● TO DO: Set down the records once more, please, exactly and with the pictures left out.

RECORD SET start

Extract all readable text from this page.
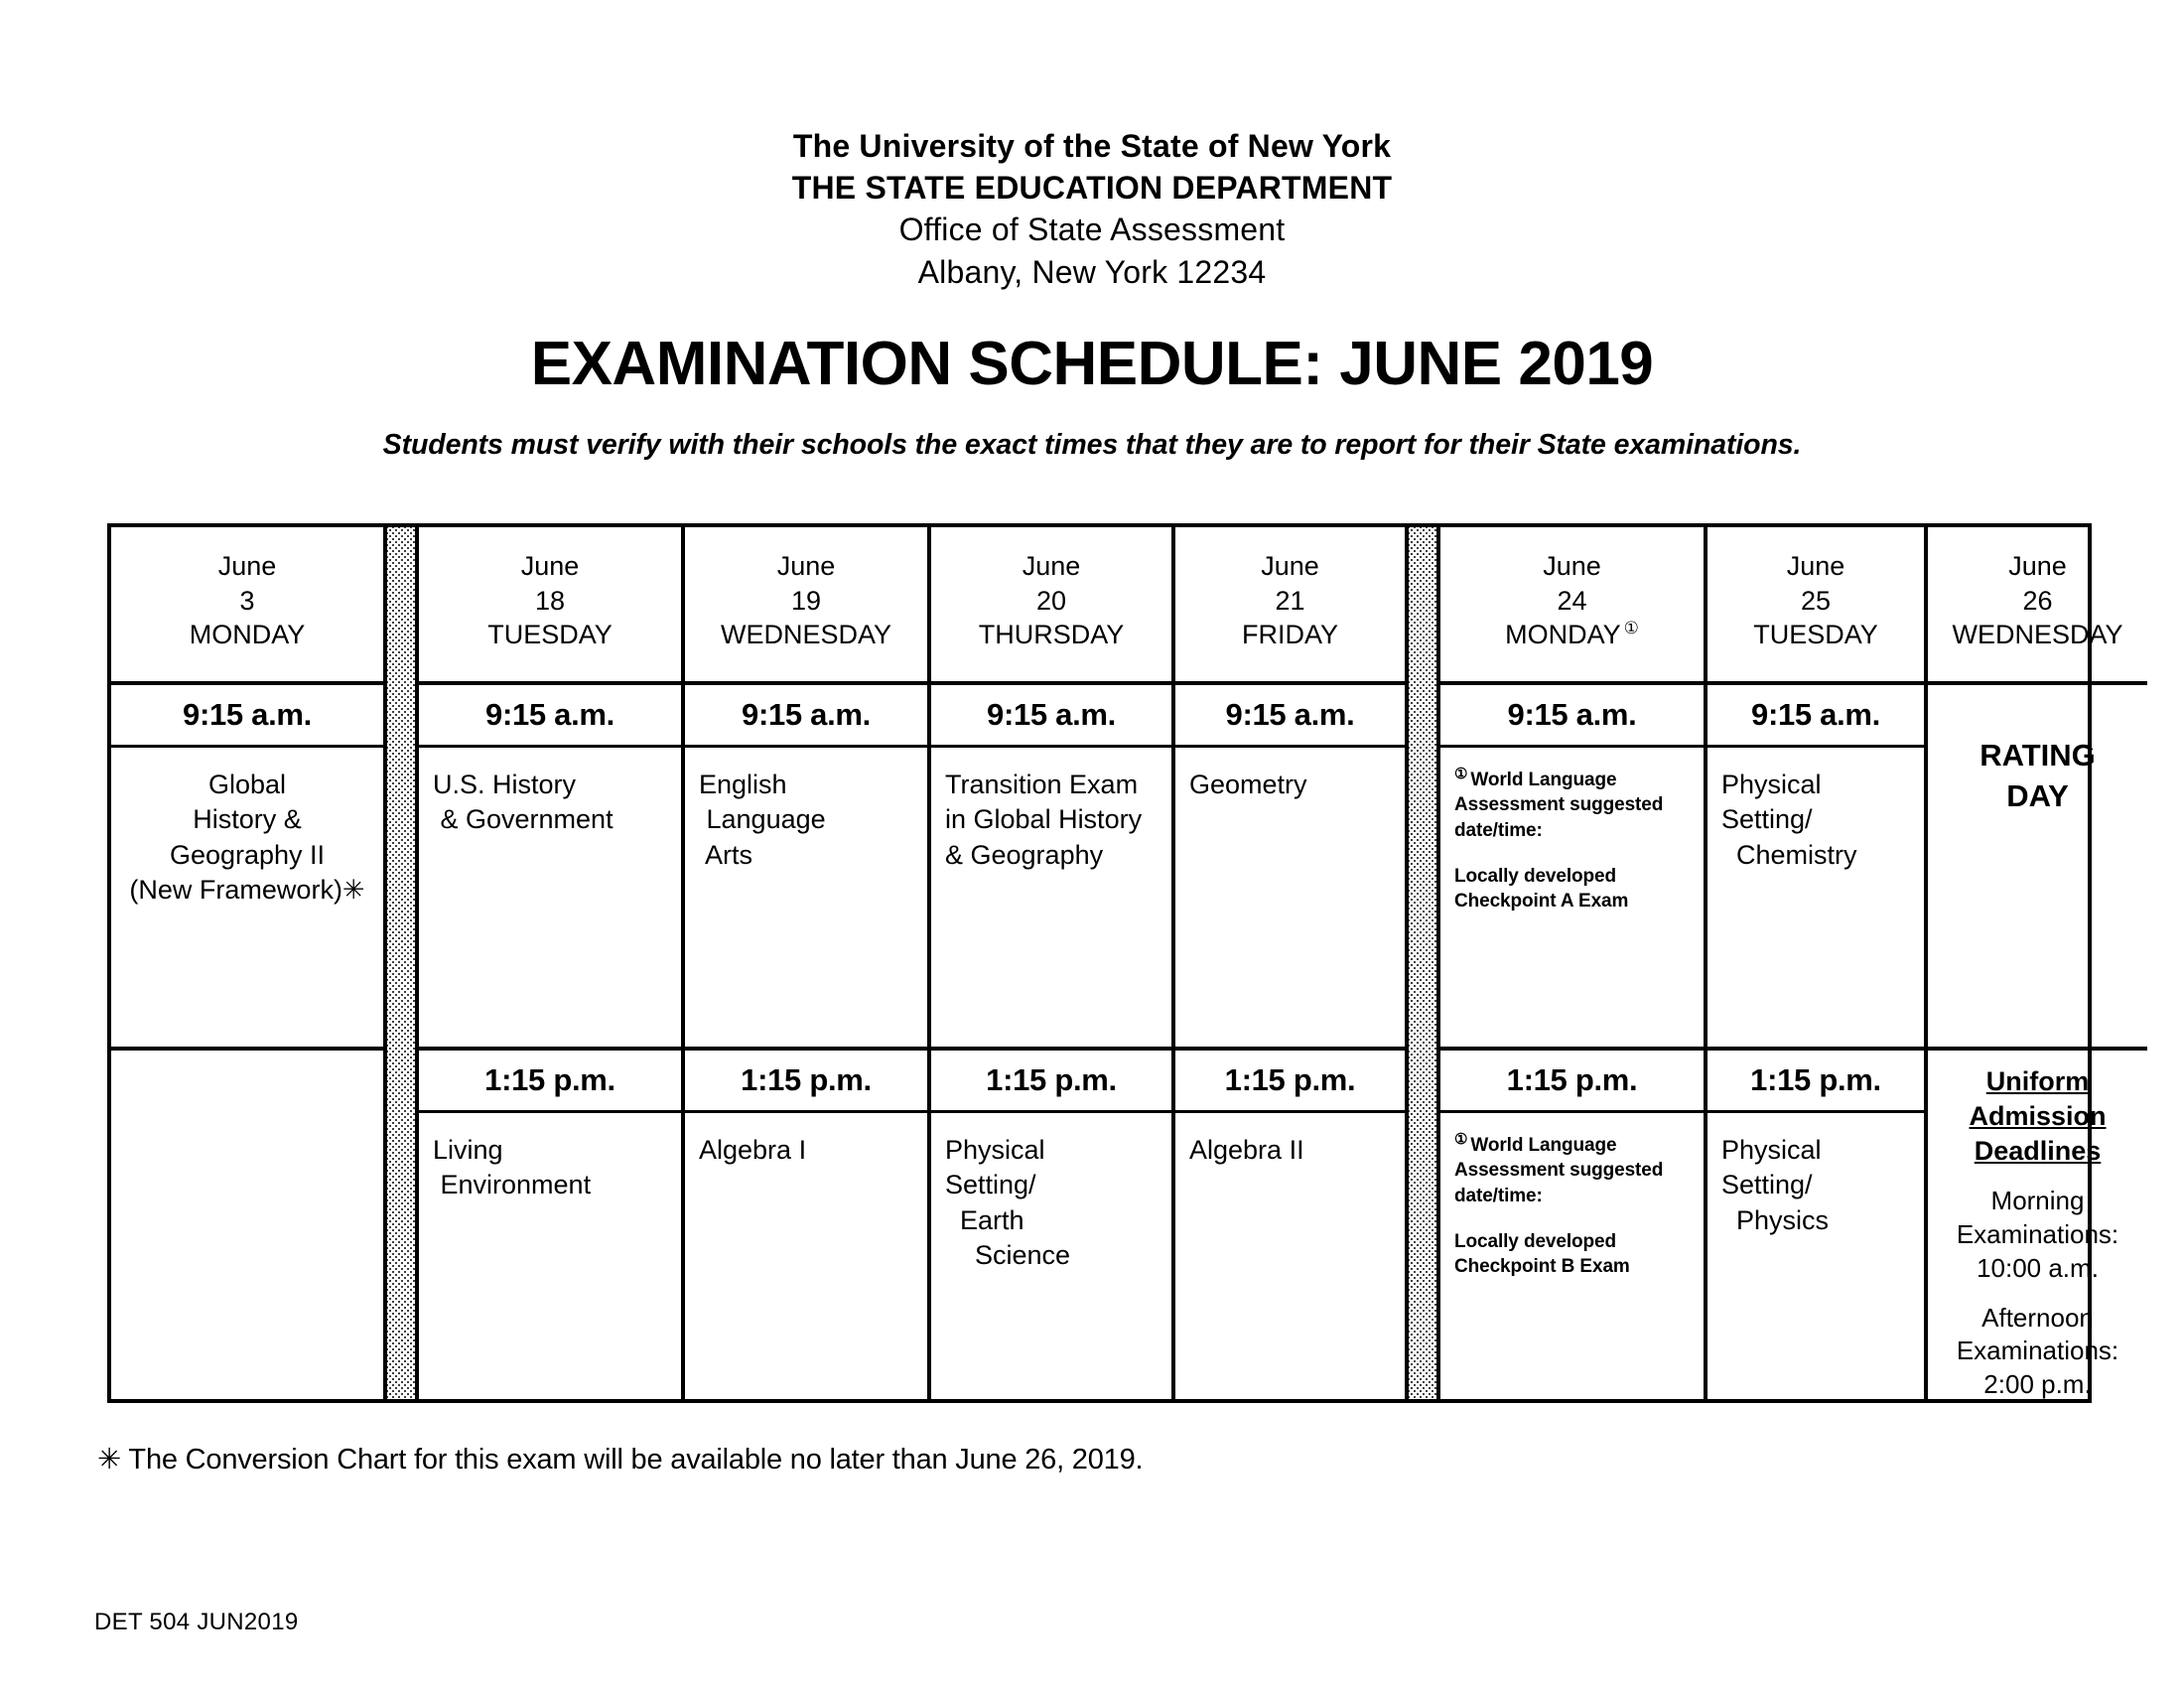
The University of the State of New York
THE STATE EDUCATION DEPARTMENT
Office of State Assessment
Albany, New York 12234
EXAMINATION SCHEDULE: JUNE 2019
Students must verify with their schools the exact times that they are to report for their State examinations.
June
3
MONDAY
9:15 a.m.
Global
History &
Geography II
(New Framework)✳
June
18
TUESDAY
9:15 a.m.
U.S. History
& Government
1:15 p.m.
Living
Environment
June
19
WEDNESDAY
9:15 a.m.
English
Language
Arts
1:15 p.m.
Algebra I
June
20
THURSDAY
9:15 a.m.
Transition Exam
in Global History
& Geography
1:15 p.m.
Physical
Setting/
Earth
Science
June
21
FRIDAY
9:15 a.m.
Geometry
1:15 p.m.
Algebra II
June
24
MONDAY ①
9:15 a.m.
① World Language
Assessment suggested
date/time:
Locally developed
Checkpoint A Exam
1:15 p.m.
① World Language
Assessment suggested
date/time:
Locally developed
Checkpoint B Exam
June
25
TUESDAY
9:15 a.m.
Physical
Setting/
Chemistry
1:15 p.m.
Physical
Setting/
Physics
June
26
WEDNESDAY
RATING
DAY
Uniform
Admission
Deadlines
Morning
Examinations:
10:00 a.m.
Afternoon
Examinations:
2:00 p.m.
✳ The Conversion Chart for this exam will be available no later than June 26, 2019.
DET 504 JUN2019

RECORD SET end

● THE SOLUTION:
Extract all readable text from this page.
The University of the State of New York
THE STATE EDUCATION DEPARTMENT
Office of State Assessment
Albany, New York 12234
EXAMINATION SCHEDULE: JUNE 2019
Students must verify with their schools the exact times that they are to report for their State examinations.
June
3
MONDAY
9:15 a.m.
Global
History &
Geography II
(New Framework)✳
June
18
TUESDAY
9:15 a.m.
U.S. History
& Government
1:15 p.m.
Living
Environment
June
19
WEDNESDAY
9:15 a.m.
English
Language
Arts
1:15 p.m.
Algebra I
June
20
THURSDAY
9:15 a.m.
Transition Exam
in Global History
& Geography
1:15 p.m.
Physical
Setting/
Earth
Science
June
21
FRIDAY
9:15 a.m.
Geometry
1:15 p.m.
Algebra II
June
24
MONDAY ①
9:15 a.m.
① World Language
Assessment suggested
date/time:
Locally developed
Checkpoint A Exam
1:15 p.m.
① World Language
Assessment suggested
date/time:
Locally developed
Checkpoint B Exam
June
25
TUESDAY
9:15 a.m.
Physical
Setting/
Chemistry
1:15 p.m.
Physical
Setting/
Physics
June
26
WEDNESDAY
RATING
DAY
Uniform
Admission
Deadlines
Morning
Examinations:
10:00 a.m.
Afternoon
Examinations:
2:00 p.m.
✳ The Conversion Chart for this exam will be available no later than June 26, 2019.
DET 504 JUN2019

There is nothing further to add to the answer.